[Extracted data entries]
--
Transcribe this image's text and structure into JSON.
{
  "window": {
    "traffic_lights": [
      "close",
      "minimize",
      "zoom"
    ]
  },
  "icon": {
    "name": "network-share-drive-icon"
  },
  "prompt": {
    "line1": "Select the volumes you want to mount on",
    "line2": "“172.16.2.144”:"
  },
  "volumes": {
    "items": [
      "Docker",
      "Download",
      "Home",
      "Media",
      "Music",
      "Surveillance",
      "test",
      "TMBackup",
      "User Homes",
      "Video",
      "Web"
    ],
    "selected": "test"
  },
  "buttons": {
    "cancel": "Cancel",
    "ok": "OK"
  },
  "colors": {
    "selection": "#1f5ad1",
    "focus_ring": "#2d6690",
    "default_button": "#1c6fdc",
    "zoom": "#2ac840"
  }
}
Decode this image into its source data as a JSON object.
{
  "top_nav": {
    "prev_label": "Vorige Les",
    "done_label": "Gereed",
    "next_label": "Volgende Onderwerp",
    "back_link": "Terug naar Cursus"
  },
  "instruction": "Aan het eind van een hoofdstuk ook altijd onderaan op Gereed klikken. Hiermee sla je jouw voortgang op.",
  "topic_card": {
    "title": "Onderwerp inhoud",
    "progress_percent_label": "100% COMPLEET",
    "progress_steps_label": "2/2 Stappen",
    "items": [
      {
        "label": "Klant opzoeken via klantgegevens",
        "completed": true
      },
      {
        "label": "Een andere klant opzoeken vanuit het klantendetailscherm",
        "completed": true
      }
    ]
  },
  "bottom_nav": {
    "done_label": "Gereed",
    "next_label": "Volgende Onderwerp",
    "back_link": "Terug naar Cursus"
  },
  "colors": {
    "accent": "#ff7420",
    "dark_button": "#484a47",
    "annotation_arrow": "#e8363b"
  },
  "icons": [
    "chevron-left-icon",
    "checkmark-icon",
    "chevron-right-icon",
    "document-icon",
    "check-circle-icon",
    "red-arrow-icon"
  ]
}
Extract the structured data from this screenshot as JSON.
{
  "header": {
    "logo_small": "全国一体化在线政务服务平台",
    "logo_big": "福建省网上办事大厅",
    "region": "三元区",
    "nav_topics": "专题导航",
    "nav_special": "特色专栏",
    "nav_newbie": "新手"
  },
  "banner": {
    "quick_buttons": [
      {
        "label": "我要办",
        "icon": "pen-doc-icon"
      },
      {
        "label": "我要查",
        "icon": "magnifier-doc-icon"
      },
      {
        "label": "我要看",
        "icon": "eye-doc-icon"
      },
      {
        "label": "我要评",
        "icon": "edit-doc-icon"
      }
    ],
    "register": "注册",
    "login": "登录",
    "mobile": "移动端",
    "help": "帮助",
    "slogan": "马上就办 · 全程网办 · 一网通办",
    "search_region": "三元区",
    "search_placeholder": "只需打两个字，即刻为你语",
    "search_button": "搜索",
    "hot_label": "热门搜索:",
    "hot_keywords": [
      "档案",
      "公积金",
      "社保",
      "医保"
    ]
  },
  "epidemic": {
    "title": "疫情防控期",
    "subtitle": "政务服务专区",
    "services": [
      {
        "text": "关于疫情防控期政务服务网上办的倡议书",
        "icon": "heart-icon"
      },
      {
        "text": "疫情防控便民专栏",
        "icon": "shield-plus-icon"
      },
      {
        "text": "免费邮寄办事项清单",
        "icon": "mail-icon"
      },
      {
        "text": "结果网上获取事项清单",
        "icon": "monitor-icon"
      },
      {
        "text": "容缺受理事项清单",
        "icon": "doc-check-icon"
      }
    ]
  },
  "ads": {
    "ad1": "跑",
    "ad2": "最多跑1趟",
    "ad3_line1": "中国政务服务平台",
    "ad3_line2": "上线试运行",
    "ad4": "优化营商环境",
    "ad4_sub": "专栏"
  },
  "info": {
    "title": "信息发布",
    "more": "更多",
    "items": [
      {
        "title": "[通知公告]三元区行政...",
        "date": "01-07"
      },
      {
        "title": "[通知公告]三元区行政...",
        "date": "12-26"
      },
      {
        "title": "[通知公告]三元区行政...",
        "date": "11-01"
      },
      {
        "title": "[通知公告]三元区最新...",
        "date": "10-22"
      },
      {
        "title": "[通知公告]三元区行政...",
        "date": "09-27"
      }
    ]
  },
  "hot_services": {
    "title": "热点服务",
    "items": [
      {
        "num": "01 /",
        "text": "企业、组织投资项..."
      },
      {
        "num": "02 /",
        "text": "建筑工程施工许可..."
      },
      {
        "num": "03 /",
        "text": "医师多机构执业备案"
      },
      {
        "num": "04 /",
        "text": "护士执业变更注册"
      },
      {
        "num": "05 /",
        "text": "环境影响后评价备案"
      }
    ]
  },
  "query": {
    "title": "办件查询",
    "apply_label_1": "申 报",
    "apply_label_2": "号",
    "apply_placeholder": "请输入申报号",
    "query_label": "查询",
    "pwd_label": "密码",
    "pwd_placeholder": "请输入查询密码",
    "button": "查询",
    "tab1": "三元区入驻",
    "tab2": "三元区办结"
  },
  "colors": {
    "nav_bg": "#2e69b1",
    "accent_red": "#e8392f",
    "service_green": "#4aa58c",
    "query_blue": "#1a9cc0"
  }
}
--
* [Goal]:
Search the preceding listing for the word "opzoeken" and pull out every line that holds it.

* [Finished exercise]:
        "label": "Klant opzoeken via klantgegevens",
        "label": "Een andere klant opzoeken vanuit het klantendetailscherm",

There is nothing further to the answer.